▸ **Stated goal**:
Give back the records below exactly, every one, with no pictures.

▸ **Information provided**:
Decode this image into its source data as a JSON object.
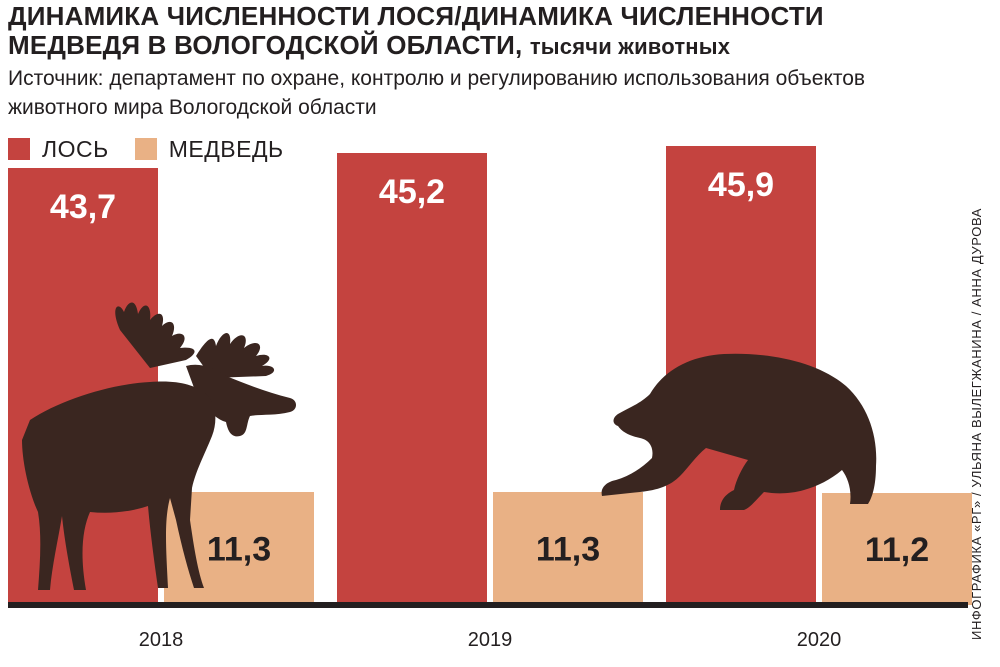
{
  "header": {
    "title": "ДИНАМИКА ЧИСЛЕННОСТИ ЛОСЯ/ДИНАМИКА ЧИСЛЕННОСТИ МЕДВЕДЯ В ВОЛОГОДСКОЙ ОБЛАСТИ,",
    "unit": "тысячи животных",
    "source": "Источник: департамент по охране, контролю и регулированию использования объектов животного мира Вологодской области"
  },
  "credit": "ИНФОГРАФИКА «РГ» / УЛЬЯНА ВЫЛЕГЖАНИНА / АННА ДУРОВА",
  "colors": {
    "moose": "#c4433f",
    "bear": "#e9b185",
    "silhouette": "#3a2620",
    "axis": "#231f20"
  },
  "icons": [
    "moose-silhouette",
    "bear-silhouette"
  ],
  "chart_data": {
    "type": "bar",
    "categories": [
      "2018",
      "2019",
      "2020"
    ],
    "series": [
      {
        "name": "ЛОСЬ",
        "values": [
          43.7,
          45.2,
          45.9
        ],
        "labels": [
          "43,7",
          "45,2",
          "45,9"
        ]
      },
      {
        "name": "МЕДВЕДЬ",
        "values": [
          11.3,
          11.3,
          11.2
        ],
        "labels": [
          "11,3",
          "11,3",
          "11,2"
        ]
      }
    ],
    "legend": "top-left",
    "grid": false
  }
}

▸ **Written response**:
Decode this image into its source data as a JSON object.
{
  "header": {
    "title": "ДИНАМИКА ЧИСЛЕННОСТИ ЛОСЯ/ДИНАМИКА ЧИСЛЕННОСТИ МЕДВЕДЯ В ВОЛОГОДСКОЙ ОБЛАСТИ,",
    "unit": "тысячи животных",
    "source": "Источник: департамент по охране, контролю и регулированию использования объектов животного мира Вологодской области"
  },
  "credit": "ИНФОГРАФИКА «РГ» / УЛЬЯНА ВЫЛЕГЖАНИНА / АННА ДУРОВА",
  "colors": {
    "moose": "#c4433f",
    "bear": "#e9b185",
    "silhouette": "#3a2620",
    "axis": "#231f20"
  },
  "icons": [
    "moose-silhouette",
    "bear-silhouette"
  ],
  "chart_data": {
    "type": "bar",
    "categories": [
      "2018",
      "2019",
      "2020"
    ],
    "series": [
      {
        "name": "ЛОСЬ",
        "values": [
          43.7,
          45.2,
          45.9
        ],
        "labels": [
          "43,7",
          "45,2",
          "45,9"
        ]
      },
      {
        "name": "МЕДВЕДЬ",
        "values": [
          11.3,
          11.3,
          11.2
        ],
        "labels": [
          "11,3",
          "11,3",
          "11,2"
        ]
      }
    ],
    "legend": "top-left",
    "grid": false
  }
}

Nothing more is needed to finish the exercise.